[Extracted data entries]
══════

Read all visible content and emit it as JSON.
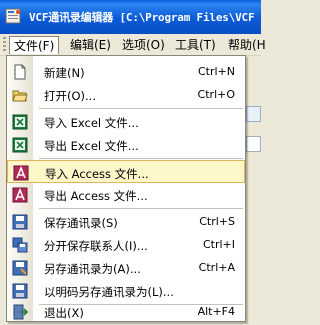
{
  "window": {
    "title": "VCF通讯录编辑器 [C:\\Program Files\\VCF"
  },
  "menubar": {
    "items": [
      "文件(F)",
      "编辑(E)",
      "选项(O)",
      "工具(T)",
      "帮助(H"
    ]
  },
  "file_menu": {
    "items": [
      {
        "label": "新建(N)",
        "shortcut": "Ctrl+N",
        "icon": "new-file-icon"
      },
      {
        "label": "打开(O)...",
        "shortcut": "Ctrl+O",
        "icon": "open-folder-icon"
      },
      {
        "label": "导入 Excel 文件...",
        "shortcut": "",
        "icon": "import-excel-icon"
      },
      {
        "label": "导出 Excel 文件...",
        "shortcut": "",
        "icon": "export-excel-icon"
      },
      {
        "label": "导入 Access 文件...",
        "shortcut": "",
        "icon": "import-access-icon",
        "highlighted": true
      },
      {
        "label": "导出 Access 文件...",
        "shortcut": "",
        "icon": "export-access-icon"
      },
      {
        "label": "保存通讯录(S)",
        "shortcut": "Ctrl+S",
        "icon": "save-icon"
      },
      {
        "label": "分开保存联系人(I)...",
        "shortcut": "Ctrl+I",
        "icon": "split-save-icon"
      },
      {
        "label": "另存通讯录为(A)...",
        "shortcut": "Ctrl+A",
        "icon": "save-as-icon"
      },
      {
        "label": "以明码另存通讯录为(L)...",
        "shortcut": "",
        "icon": "save-plain-icon"
      },
      {
        "label": "退出(X)",
        "shortcut": "Alt+F4",
        "icon": "exit-icon"
      }
    ]
  },
  "colors": {
    "titlebar": "#0a5fd8",
    "highlight_bg": "#fdf6c9",
    "highlight_border": "#e0b85a"
  }
}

══════

Objective:
Find the word "export" in the entries above and gather every line that holds it.

Output of the task:
        "icon": "export-excel-icon"
        "icon": "export-access-icon"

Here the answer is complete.